EXERCISE REQUIREMENTS
Pictures aside, quote the whole listing exactly.

DATA TO USE
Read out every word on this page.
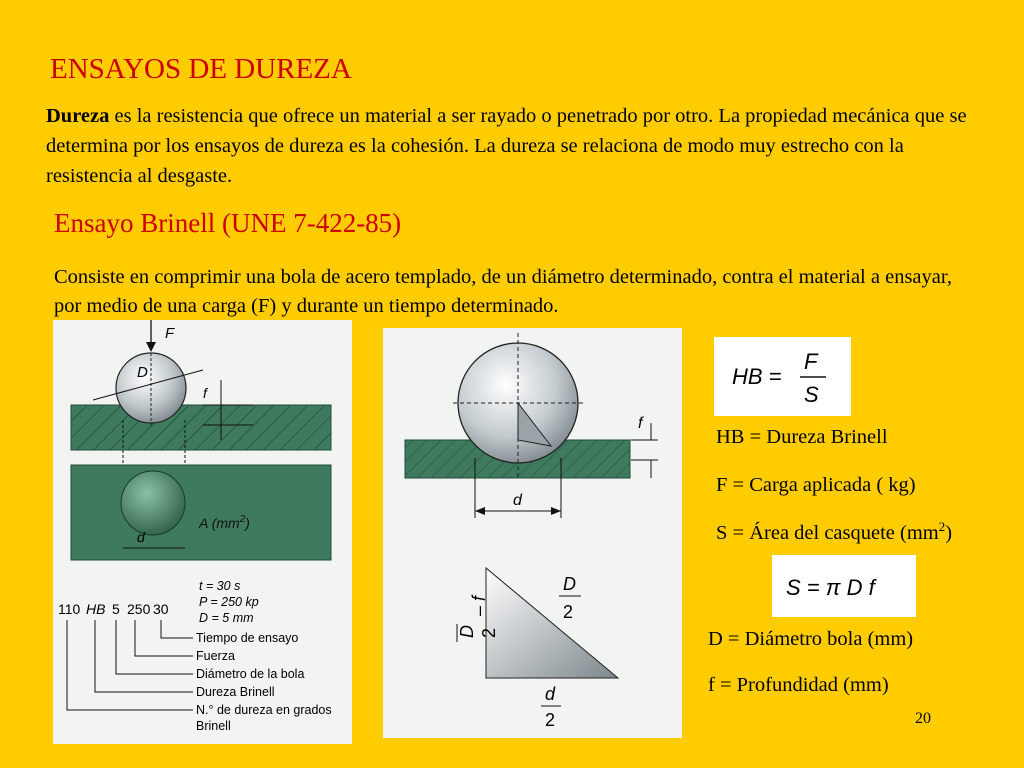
ENSAYOS DE DUREZA

Dureza es la resistencia que ofrece un material a ser rayado o penetrado por otro. La propiedad mecánica que se determina por los ensayos de dureza es la cohesión. La dureza se relaciona de modo muy estrecho con la resistencia al desgaste.

Ensayo Brinell (UNE 7-422-85)

Consiste en comprimir una bola de acero templado, de un diámetro determinado, contra el material a ensayar, por medio de una carga (F) y durante un tiempo determinado.

F
D
f
A $(mm^2)$
d
t = 30 s
P = 250 kp
D = 5 mm
110 HB 5 250 30
Tiempo de ensayo
Fuerza
Diámetro de la bola
Dureza Brinell
N.° de dureza en grados
Brinell
f
d
D
2
D 2
– f
d
2
HB =
F
S
HB = Dureza Brinell
F = Carga aplicada ( kg)
S = Área del casquete $(mm^2)$
S = π D f
D = Diámetro bola (mm)
f = Profundidad (mm)
20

ANSWER TO THIS PROBLEM
Read out every word on this page.
ENSAYOS DE DUREZA

Dureza es la resistencia que ofrece un material a ser rayado o penetrado por otro. La propiedad mecánica que se determina por los ensayos de dureza es la cohesión. La dureza se relaciona de modo muy estrecho con la resistencia al desgaste.

Ensayo Brinell (UNE 7-422-85)

Consiste en comprimir una bola de acero templado, de un diámetro determinado, contra el material a ensayar, por medio de una carga (F) y durante un tiempo determinado.

F
D
f
A $(mm^2)$
d
t = 30 s
P = 250 kp
D = 5 mm
110 HB 5 250 30
Tiempo de ensayo
Fuerza
Diámetro de la bola
Dureza Brinell
N.° de dureza en grados
Brinell
f
d
D
2
D 2
– f
d
2
HB =
F
S
HB = Dureza Brinell
F = Carga aplicada ( kg)
S = Área del casquete $(mm^2)$
S = π D f
D = Diámetro bola (mm)
f = Profundidad (mm)
20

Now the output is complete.